[Stored dataset items]
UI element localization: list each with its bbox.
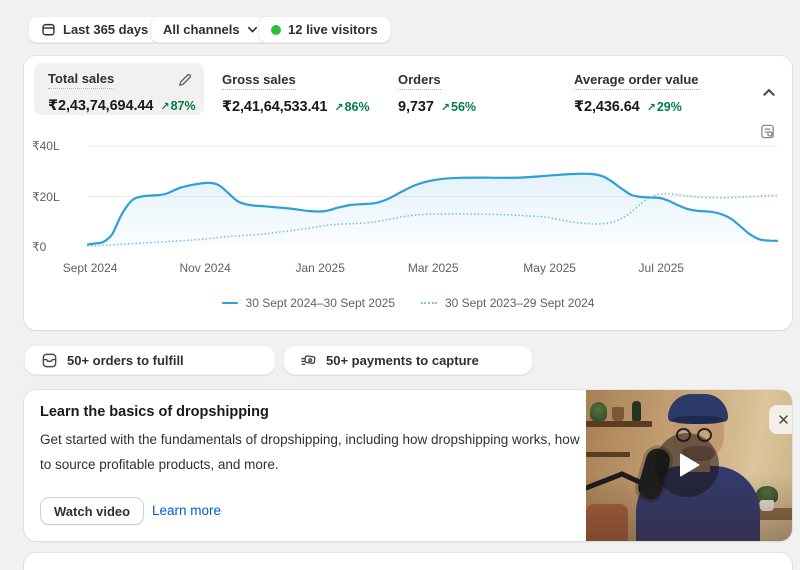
sales-chart-svg[interactable] xyxy=(86,145,779,247)
metric-orders[interactable]: Orders 9,737 ↗56% xyxy=(398,71,476,115)
watch-video-button[interactable]: Watch video xyxy=(40,497,145,525)
vase-decor xyxy=(760,500,774,511)
payments-to-capture-label: 50+ payments to capture xyxy=(326,352,479,368)
couch-decor xyxy=(586,504,628,541)
legend-swatch-solid xyxy=(221,302,238,304)
x-tick-label: Sept 2024 xyxy=(62,261,118,275)
metric-label: Orders xyxy=(398,72,441,90)
y-tick-label: ₹0 xyxy=(32,240,47,254)
metric-delta: ↗29% xyxy=(646,100,682,114)
live-dot-icon xyxy=(271,24,281,35)
metric-delta: ↗86% xyxy=(334,100,370,114)
orders-to-fulfill-label: 50+ orders to fulfill xyxy=(67,352,184,368)
metric-delta: ↗56% xyxy=(440,100,477,114)
metric-label: Gross sales xyxy=(222,72,296,90)
metric-value: ₹2,43,74,694.44 xyxy=(48,98,154,114)
learn-card-body: Get started with the fundamentals of dro… xyxy=(40,432,580,472)
channels-dropdown[interactable]: All channels xyxy=(150,16,271,43)
y-tick-label: ₹20L xyxy=(32,189,60,204)
live-visitors-button[interactable]: 12 live visitors xyxy=(258,16,391,43)
analytics-card: Total sales ₹2,43,74,694.44 ↗87% Gross s… xyxy=(24,56,792,330)
date-range-button[interactable]: Last 365 days xyxy=(28,16,162,43)
plant-decor xyxy=(590,402,607,421)
chevron-up-icon xyxy=(763,88,775,96)
date-range-label: Last 365 days xyxy=(63,22,149,37)
x-tick-label: Jul 2025 xyxy=(638,261,684,275)
x-tick-label: Mar 2025 xyxy=(407,261,459,275)
metric-value: ₹2,436.64 xyxy=(574,99,640,115)
learn-more-link[interactable]: Learn more xyxy=(152,503,222,518)
play-button[interactable] xyxy=(655,433,719,497)
payments-icon xyxy=(301,354,316,365)
metric-total-sales[interactable]: Total sales ₹2,43,74,694.44 ↗87% xyxy=(34,63,204,115)
x-tick-label: May 2025 xyxy=(523,261,576,275)
sales-chart[interactable] xyxy=(86,145,779,247)
metric-label: Average order value xyxy=(574,72,699,90)
orders-to-fulfill-button[interactable]: 50+ orders to fulfill xyxy=(24,345,276,375)
metric-value: ₹2,41,64,533.41 xyxy=(222,99,328,115)
learn-card-title: Learn the basics of dropshipping xyxy=(40,404,269,420)
edit-pencil-icon[interactable] xyxy=(177,73,192,88)
payments-to-capture-button[interactable]: 50+ payments to capture xyxy=(283,345,533,375)
play-icon xyxy=(680,453,700,477)
video-thumbnail[interactable]: ✕ xyxy=(586,390,792,541)
close-video-button[interactable]: ✕ xyxy=(769,405,792,434)
learn-dropshipping-card: Learn the basics of dropshipping Get sta… xyxy=(24,390,792,541)
legend-swatch-dotted xyxy=(421,302,437,304)
live-visitors-label: 12 live visitors xyxy=(288,22,378,37)
x-tick-label: Jan 2025 xyxy=(295,261,345,275)
channels-label: All channels xyxy=(163,22,240,37)
metric-value: 9,737 xyxy=(398,99,434,115)
view-report-button[interactable] xyxy=(754,118,780,144)
shelf-decor xyxy=(586,421,652,427)
plant-decor xyxy=(756,486,778,503)
legend-item: 30 Sept 2024–30 Sept 2025 xyxy=(221,296,395,310)
bottle-decor xyxy=(632,401,641,421)
pot-decor xyxy=(612,407,624,421)
next-card-partial xyxy=(24,553,792,570)
chart-legend: 30 Sept 2024–30 Sept 2025 30 Sept 2023–29… xyxy=(24,296,792,310)
metric-gross-sales[interactable]: Gross sales ₹2,41,64,533.41 ↗86% xyxy=(222,71,370,115)
metric-average-order-value[interactable]: Average order value ₹2,436.64 ↗29% xyxy=(574,71,699,115)
person-cap xyxy=(673,416,723,424)
legend-item: 30 Sept 2023–29 Sept 2024 xyxy=(421,296,594,310)
shelf-decor xyxy=(586,452,630,457)
legend-label: 30 Sept 2024–30 Sept 2025 xyxy=(245,296,395,310)
series-line-dotted xyxy=(87,192,778,247)
chevron-down-icon xyxy=(247,26,257,33)
orders-inbox-icon xyxy=(42,353,57,367)
metric-delta: ↗87% xyxy=(160,99,196,113)
calendar-icon xyxy=(42,23,55,36)
collapse-chart-button[interactable] xyxy=(756,80,782,106)
series-line-solid xyxy=(86,172,779,246)
legend-label: 30 Sept 2023–29 Sept 2024 xyxy=(445,296,595,310)
chart-series xyxy=(86,172,779,247)
metric-label: Total sales xyxy=(48,71,115,89)
y-tick-label: ₹40L xyxy=(32,139,60,153)
x-tick-label: Nov 2024 xyxy=(179,261,231,275)
report-magnifier-icon xyxy=(760,124,774,138)
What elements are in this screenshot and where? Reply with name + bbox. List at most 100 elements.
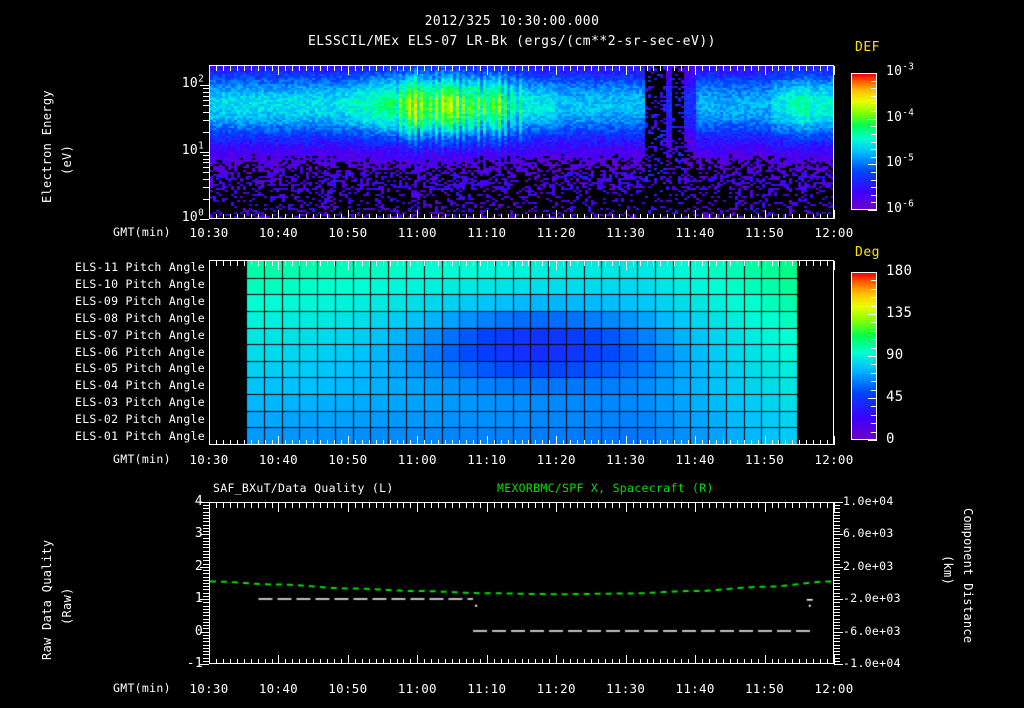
y-axis-minor-tick (203, 92, 209, 93)
y-axis-minor-tick-left (203, 541, 209, 542)
y-axis-minor-tick-right (834, 525, 840, 526)
time-axis-tick-top (549, 66, 550, 71)
time-axis-tick (653, 214, 654, 219)
panel2-xlabel: GMT(min) (113, 452, 171, 466)
y-axis-minor-tick (203, 88, 209, 89)
time-axis-tick (403, 214, 404, 219)
time-axis-tick-top (695, 503, 696, 512)
time-axis-tick (494, 214, 495, 219)
time-axis-tick-top (438, 66, 439, 71)
time-axis-tick-top (424, 66, 425, 71)
time-axis-tick-top (820, 261, 821, 266)
time-axis-tick (633, 659, 634, 664)
time-axis-tick-top (730, 261, 731, 266)
time-axis-tick-top (653, 503, 654, 508)
time-axis-tick-top (362, 261, 363, 266)
time-axis-tick (299, 659, 300, 664)
time-axis-tick-top (584, 261, 585, 266)
time-axis-tick-top (528, 503, 529, 508)
time-axis-tick-top (348, 503, 349, 512)
panel1-xlabel: GMT(min) (113, 225, 171, 239)
electron-energy-spectrogram-panel[interactable] (209, 65, 834, 219)
data-quality-panel[interactable] (209, 502, 834, 664)
time-axis-tick-top (327, 261, 328, 266)
time-axis-tick (313, 659, 314, 664)
time-axis-tick-top (327, 503, 328, 508)
colorbar-minor-tick (871, 126, 877, 127)
time-axis-tick-top (508, 503, 509, 508)
time-axis-tick-top (542, 261, 543, 266)
time-axis-tick (765, 436, 766, 445)
time-axis-tick (570, 214, 571, 219)
time-axis-tick (716, 440, 717, 445)
y-axis-minor-tick-left (203, 554, 209, 555)
time-axis-tick-top (577, 261, 578, 266)
deg-tick-label: 180 (886, 263, 913, 279)
time-axis-tick-top (758, 261, 759, 266)
time-axis-tick (695, 436, 696, 445)
time-axis-tick (501, 440, 502, 445)
time-axis-tick (660, 659, 661, 664)
pitch-angle-row-label: ELS-06 Pitch Angle (74, 345, 205, 359)
y-axis-minor-tick-left (203, 622, 209, 623)
time-axis-tick-top (535, 503, 536, 508)
y-axis-minor-tick-left (203, 583, 209, 584)
time-axis-tick (251, 214, 252, 219)
time-axis-tick-top (292, 66, 293, 71)
time-tick-label: 11:50 (744, 452, 785, 467)
time-axis-tick (515, 214, 516, 219)
time-axis-tick (313, 214, 314, 219)
pitch-angle-canvas (210, 261, 833, 444)
time-tick-label: 11:30 (606, 681, 646, 696)
time-axis-tick-top (480, 261, 481, 266)
y-axis-minor-tick-right (834, 606, 840, 607)
time-axis-tick (633, 214, 634, 219)
time-axis-tick (494, 659, 495, 664)
time-axis-tick (577, 214, 578, 219)
y-axis-minor-tick-right (834, 560, 840, 561)
time-axis-tick (535, 440, 536, 445)
y-axis-minor-tick (203, 199, 209, 200)
y-axis-minor-tick-left (203, 560, 209, 561)
pitch-angle-row-label: ELS-11 Pitch Angle (74, 260, 205, 274)
time-tick-label: 10:50 (328, 225, 368, 240)
colorbar-minor-tick (871, 195, 877, 196)
time-axis-tick (813, 440, 814, 445)
time-axis-tick (778, 659, 779, 664)
time-axis-tick-top (515, 503, 516, 508)
time-axis-tick-top (480, 503, 481, 508)
pitch-angle-row-label: ELS-01 Pitch Angle (74, 429, 205, 443)
time-axis-tick-top (383, 66, 384, 71)
time-axis-tick (778, 440, 779, 445)
time-axis-tick-top (598, 66, 599, 71)
time-axis-tick-top (688, 261, 689, 266)
pitch-angle-panel[interactable] (209, 260, 834, 445)
y-axis-minor-tick-right (834, 515, 840, 516)
time-axis-tick (265, 440, 266, 445)
time-axis-tick-top (216, 503, 217, 508)
time-axis-tick (667, 440, 668, 445)
colorbar-minor-tick (871, 103, 877, 104)
time-axis-tick-top (619, 66, 620, 71)
y-axis-minor-tick-right (834, 531, 840, 532)
time-axis-tick (820, 440, 821, 445)
time-axis-tick (216, 214, 217, 219)
time-axis-tick (278, 436, 279, 445)
time-axis-tick (806, 659, 807, 664)
time-axis-tick (258, 659, 259, 664)
time-axis-tick-top (230, 503, 231, 508)
colorbar-minor-tick (871, 210, 877, 211)
time-axis-tick-top (272, 503, 273, 508)
time-axis-tick-top (765, 503, 766, 512)
time-axis-tick (709, 214, 710, 219)
y-axis-minor-tick-right (834, 521, 840, 522)
time-axis-tick-top (688, 66, 689, 71)
time-axis-tick-top (528, 261, 529, 266)
time-axis-tick (577, 440, 578, 445)
time-axis-tick-top (577, 503, 578, 508)
time-axis-tick (209, 655, 210, 664)
colorbar-minor-tick (871, 142, 877, 143)
time-axis-tick-top (640, 261, 641, 266)
time-axis-tick-top (522, 261, 523, 266)
colorbar-minor-tick (871, 119, 877, 120)
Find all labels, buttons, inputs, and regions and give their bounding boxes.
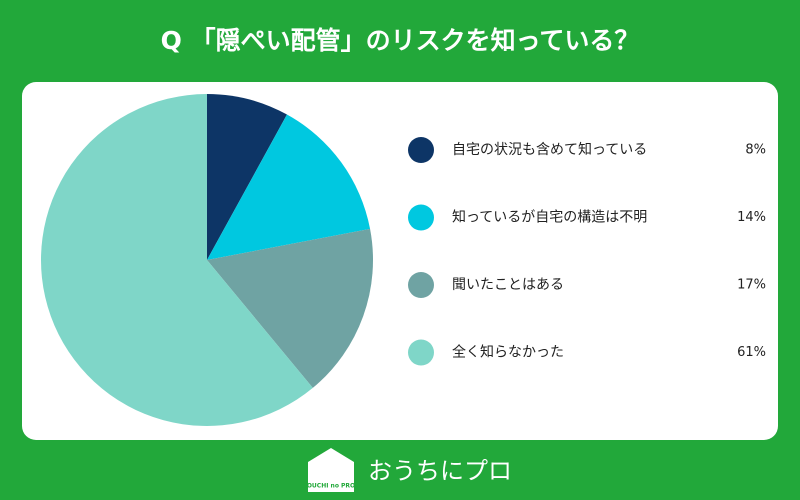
legend-label: 全く知らなかった: [452, 344, 564, 361]
pie-slice: [207, 114, 371, 261]
legend-swatch: [408, 137, 434, 163]
value-label: 8%: [745, 143, 766, 158]
legend-label: 自宅の状況も含めて知っている: [452, 141, 647, 158]
legend-label: 知っているが自宅の構造は不明: [452, 209, 647, 226]
legend-swatch: [408, 339, 434, 366]
legend-label: 聞いたことはある: [452, 277, 564, 293]
legend-swatch: [408, 272, 434, 298]
pie-slice: [207, 94, 287, 260]
brand-name: おうちにプロ: [368, 457, 512, 485]
value-label: 61%: [737, 345, 766, 360]
value-label: 17%: [737, 278, 766, 293]
legend-swatch: [408, 204, 434, 231]
pie-slice: [40, 94, 313, 426]
pie-slice: [207, 228, 373, 388]
value-label: 14%: [737, 210, 766, 225]
chart-title: Q 「隠ぺい配管」のリスクを知っている？: [161, 26, 640, 55]
logo-house: [308, 448, 354, 492]
logo: OUCHI no PRO おうちにプロ: [307, 448, 512, 492]
logo-text: OUCHI no PRO: [307, 483, 355, 490]
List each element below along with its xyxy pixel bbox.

→ **What to produce**
Copy out the lines above exactly as they appear, starting at the line containing "sales-chart-svg[interactable] xyxy=(86,145,779,247)" and ending at the line containing "date-range-label: Last 365", both included.

→ **The reply**
sales-chart-svg[interactable] xyxy=(86,145,779,247)
metric-orders[interactable]: Orders 9,737 ↗56% xyxy=(398,71,476,115)
watch-video-button[interactable]: Watch video xyxy=(40,497,145,525)
vase-decor xyxy=(760,500,774,511)
payments-to-capture-label: 50+ payments to capture xyxy=(326,352,479,368)
couch-decor xyxy=(586,504,628,541)
legend-swatch-solid xyxy=(221,302,238,304)
x-tick-label: Sept 2024 xyxy=(62,261,118,275)
metric-label: Orders xyxy=(398,72,441,90)
y-tick-label: ₹0 xyxy=(32,240,47,254)
metric-delta: ↗29% xyxy=(646,100,682,114)
live-dot-icon xyxy=(271,24,281,35)
metric-delta: ↗86% xyxy=(334,100,370,114)
orders-to-fulfill-label: 50+ orders to fulfill xyxy=(67,352,184,368)
metric-delta: ↗56% xyxy=(440,100,477,114)
metric-label: Gross sales xyxy=(222,72,296,90)
metric-value: ₹2,43,74,694.44 xyxy=(48,98,154,114)
learn-card-body: Get started with the fundamentals of dro… xyxy=(40,432,580,472)
channels-dropdown[interactable]: All channels xyxy=(150,16,271,43)
y-tick-label: ₹20L xyxy=(32,189,60,204)
live-visitors-button[interactable]: 12 live visitors xyxy=(258,16,391,43)
analytics-card: Total sales ₹2,43,74,694.44 ↗87% Gross s… xyxy=(24,56,792,330)
date-range-button[interactable]: Last 365 days xyxy=(28,16,162,43)
plant-decor xyxy=(590,402,607,421)
chevron-up-icon xyxy=(763,88,775,96)
date-range-label: Last 365 days xyxy=(63,22,149,37)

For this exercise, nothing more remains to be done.